## Your objective
Please work out how many lines in the material contain "circle" and give only that figure.

## Figure collection entries
------------------------------
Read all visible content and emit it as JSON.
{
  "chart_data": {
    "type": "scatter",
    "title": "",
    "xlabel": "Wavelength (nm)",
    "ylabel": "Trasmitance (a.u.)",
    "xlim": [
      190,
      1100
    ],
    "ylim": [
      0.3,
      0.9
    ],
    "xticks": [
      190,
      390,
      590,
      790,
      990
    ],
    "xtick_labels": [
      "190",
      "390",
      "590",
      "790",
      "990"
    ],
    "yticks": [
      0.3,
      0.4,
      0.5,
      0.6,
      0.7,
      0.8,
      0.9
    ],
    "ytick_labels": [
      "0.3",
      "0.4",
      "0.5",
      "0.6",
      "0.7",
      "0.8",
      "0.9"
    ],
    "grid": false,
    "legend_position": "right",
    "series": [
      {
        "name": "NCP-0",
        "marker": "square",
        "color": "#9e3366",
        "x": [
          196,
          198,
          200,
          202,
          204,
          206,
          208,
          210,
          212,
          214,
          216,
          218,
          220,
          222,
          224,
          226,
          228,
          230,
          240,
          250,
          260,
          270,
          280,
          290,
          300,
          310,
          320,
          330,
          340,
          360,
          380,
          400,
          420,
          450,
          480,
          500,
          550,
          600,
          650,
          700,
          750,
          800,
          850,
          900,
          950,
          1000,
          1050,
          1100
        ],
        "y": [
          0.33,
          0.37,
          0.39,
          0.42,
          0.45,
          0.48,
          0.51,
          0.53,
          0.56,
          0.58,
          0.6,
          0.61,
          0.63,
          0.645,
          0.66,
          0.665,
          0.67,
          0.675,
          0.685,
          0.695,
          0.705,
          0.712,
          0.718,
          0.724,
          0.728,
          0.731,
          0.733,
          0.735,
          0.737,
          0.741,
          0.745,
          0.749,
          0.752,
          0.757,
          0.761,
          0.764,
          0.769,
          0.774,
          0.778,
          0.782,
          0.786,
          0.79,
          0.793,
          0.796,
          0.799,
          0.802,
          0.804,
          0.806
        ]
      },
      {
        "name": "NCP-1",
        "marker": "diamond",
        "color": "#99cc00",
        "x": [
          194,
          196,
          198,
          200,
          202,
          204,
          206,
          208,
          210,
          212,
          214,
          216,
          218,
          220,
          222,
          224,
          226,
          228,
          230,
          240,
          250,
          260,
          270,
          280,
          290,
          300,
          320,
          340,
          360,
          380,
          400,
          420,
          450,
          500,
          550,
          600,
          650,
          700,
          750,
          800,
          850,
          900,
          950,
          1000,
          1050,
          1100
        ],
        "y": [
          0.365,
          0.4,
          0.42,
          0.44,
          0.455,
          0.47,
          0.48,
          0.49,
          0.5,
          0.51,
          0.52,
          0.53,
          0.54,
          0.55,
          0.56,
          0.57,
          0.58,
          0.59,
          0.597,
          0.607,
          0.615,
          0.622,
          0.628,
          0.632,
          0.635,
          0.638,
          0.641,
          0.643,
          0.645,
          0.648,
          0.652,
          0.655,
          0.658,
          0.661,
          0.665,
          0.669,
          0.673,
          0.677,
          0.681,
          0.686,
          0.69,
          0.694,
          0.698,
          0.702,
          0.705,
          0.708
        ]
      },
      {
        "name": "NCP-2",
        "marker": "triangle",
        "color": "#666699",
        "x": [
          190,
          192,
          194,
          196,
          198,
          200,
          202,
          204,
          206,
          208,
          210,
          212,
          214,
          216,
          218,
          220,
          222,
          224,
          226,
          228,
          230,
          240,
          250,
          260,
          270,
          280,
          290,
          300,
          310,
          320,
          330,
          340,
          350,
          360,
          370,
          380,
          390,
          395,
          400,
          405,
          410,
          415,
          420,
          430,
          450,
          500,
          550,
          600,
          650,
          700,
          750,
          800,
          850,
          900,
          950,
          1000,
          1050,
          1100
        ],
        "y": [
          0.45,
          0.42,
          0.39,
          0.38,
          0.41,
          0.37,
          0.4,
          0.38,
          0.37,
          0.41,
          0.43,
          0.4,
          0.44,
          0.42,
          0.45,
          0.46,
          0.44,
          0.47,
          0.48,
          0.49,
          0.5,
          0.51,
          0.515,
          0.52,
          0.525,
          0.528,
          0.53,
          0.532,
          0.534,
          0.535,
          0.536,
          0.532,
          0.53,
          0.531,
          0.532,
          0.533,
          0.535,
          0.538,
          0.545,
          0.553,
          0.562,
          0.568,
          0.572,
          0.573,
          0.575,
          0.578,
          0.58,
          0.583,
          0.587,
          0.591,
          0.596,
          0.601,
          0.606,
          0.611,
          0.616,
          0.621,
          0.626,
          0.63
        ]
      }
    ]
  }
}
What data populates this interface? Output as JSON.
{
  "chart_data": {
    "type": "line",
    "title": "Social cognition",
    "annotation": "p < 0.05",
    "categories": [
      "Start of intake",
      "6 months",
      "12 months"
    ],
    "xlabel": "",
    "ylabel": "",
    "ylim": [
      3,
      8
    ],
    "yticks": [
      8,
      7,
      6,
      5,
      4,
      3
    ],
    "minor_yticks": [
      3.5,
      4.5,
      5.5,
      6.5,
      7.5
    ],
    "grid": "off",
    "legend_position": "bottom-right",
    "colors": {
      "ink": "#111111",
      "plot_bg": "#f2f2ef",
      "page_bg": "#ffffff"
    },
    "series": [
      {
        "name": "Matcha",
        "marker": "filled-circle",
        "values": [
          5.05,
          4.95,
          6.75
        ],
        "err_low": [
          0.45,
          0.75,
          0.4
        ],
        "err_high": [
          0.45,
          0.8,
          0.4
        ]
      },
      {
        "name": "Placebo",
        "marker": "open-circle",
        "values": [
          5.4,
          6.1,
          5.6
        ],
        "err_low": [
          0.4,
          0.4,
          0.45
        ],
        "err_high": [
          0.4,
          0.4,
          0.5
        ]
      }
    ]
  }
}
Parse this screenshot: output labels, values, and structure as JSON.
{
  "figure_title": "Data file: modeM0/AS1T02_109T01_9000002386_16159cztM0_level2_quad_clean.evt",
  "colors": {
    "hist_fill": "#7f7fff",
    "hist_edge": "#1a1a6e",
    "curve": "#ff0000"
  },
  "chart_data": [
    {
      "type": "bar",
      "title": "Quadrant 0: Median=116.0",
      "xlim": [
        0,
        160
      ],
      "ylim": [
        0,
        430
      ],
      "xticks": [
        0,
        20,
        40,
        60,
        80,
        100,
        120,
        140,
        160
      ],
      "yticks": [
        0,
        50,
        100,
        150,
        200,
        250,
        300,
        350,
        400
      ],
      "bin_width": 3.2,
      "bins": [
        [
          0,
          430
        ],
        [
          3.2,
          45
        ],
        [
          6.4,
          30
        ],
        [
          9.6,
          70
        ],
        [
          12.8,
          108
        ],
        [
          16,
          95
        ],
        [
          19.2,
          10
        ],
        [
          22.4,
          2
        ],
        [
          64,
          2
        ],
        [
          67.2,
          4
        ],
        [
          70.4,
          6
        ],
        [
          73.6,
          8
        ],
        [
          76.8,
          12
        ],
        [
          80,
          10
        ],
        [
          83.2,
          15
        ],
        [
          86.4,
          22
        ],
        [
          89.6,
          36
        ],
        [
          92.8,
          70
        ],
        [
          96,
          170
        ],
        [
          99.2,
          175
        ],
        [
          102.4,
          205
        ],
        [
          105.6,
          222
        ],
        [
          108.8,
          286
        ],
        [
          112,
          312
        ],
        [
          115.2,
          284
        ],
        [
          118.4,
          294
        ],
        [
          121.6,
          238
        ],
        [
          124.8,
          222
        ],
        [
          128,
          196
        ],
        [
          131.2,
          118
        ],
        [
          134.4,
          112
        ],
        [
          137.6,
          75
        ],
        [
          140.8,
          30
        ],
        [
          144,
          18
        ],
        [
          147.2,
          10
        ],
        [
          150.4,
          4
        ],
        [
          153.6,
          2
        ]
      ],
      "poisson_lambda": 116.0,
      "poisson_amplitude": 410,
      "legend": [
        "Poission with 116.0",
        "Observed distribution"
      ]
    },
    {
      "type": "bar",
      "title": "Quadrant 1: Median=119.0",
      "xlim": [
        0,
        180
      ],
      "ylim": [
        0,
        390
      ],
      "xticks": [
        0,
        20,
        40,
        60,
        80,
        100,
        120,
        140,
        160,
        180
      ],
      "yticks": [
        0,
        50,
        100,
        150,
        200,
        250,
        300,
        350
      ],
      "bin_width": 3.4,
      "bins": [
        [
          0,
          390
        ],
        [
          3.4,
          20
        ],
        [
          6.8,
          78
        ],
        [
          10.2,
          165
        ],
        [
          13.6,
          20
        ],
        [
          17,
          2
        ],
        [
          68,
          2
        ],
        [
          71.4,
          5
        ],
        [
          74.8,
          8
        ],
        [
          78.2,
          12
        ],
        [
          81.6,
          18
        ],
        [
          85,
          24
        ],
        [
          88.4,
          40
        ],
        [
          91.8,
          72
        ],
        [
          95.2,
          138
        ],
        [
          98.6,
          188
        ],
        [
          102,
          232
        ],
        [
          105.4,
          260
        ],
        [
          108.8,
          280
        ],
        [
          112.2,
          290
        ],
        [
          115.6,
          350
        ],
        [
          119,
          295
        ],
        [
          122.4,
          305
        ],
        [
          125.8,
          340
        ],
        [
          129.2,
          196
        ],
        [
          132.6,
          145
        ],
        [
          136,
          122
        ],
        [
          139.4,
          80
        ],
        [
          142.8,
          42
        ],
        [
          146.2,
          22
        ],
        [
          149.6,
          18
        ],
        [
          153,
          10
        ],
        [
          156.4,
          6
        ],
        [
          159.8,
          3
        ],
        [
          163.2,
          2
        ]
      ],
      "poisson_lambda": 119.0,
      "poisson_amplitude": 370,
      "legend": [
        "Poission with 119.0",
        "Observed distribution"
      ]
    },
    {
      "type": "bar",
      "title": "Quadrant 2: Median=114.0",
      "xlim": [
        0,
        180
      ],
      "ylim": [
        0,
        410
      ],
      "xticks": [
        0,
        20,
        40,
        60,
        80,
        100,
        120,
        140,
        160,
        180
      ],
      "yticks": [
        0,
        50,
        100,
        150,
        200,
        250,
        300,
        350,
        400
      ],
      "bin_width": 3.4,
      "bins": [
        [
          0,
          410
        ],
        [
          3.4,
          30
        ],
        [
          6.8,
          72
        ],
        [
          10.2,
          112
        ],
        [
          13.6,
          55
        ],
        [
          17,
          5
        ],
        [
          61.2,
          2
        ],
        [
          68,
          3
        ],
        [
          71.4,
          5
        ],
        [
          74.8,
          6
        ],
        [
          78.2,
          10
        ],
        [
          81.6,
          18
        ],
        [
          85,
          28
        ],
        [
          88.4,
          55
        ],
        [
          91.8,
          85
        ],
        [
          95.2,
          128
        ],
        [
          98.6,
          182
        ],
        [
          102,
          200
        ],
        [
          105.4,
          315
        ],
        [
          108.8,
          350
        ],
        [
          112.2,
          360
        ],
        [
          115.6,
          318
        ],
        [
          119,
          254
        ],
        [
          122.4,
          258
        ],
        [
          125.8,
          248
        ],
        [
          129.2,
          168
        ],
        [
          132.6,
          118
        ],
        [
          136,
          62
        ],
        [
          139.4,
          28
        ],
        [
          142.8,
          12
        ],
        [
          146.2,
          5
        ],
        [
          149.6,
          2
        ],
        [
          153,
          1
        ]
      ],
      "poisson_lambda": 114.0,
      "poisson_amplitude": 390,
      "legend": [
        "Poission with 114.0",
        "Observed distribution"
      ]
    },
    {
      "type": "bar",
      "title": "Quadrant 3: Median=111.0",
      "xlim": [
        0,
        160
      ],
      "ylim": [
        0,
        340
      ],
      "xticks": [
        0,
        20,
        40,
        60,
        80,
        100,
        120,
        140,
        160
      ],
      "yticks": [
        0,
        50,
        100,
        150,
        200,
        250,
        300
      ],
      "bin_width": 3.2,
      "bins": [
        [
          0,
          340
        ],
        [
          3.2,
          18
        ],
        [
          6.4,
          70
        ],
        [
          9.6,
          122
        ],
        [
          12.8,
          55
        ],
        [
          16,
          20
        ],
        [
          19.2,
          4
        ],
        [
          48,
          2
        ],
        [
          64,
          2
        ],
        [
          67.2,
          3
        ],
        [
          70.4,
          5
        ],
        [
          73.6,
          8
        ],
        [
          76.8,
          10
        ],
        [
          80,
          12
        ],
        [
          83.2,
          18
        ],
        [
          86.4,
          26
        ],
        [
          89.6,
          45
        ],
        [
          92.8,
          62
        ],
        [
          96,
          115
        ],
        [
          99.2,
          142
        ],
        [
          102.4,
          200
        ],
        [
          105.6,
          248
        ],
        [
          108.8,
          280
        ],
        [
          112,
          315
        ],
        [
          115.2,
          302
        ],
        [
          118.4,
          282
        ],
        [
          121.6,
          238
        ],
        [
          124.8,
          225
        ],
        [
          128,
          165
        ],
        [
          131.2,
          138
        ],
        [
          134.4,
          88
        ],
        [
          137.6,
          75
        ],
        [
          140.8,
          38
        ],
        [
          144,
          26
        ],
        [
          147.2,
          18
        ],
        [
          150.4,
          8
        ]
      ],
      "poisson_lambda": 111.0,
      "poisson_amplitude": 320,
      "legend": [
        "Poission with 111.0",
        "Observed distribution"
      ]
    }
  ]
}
------------------------------
## Complete output
2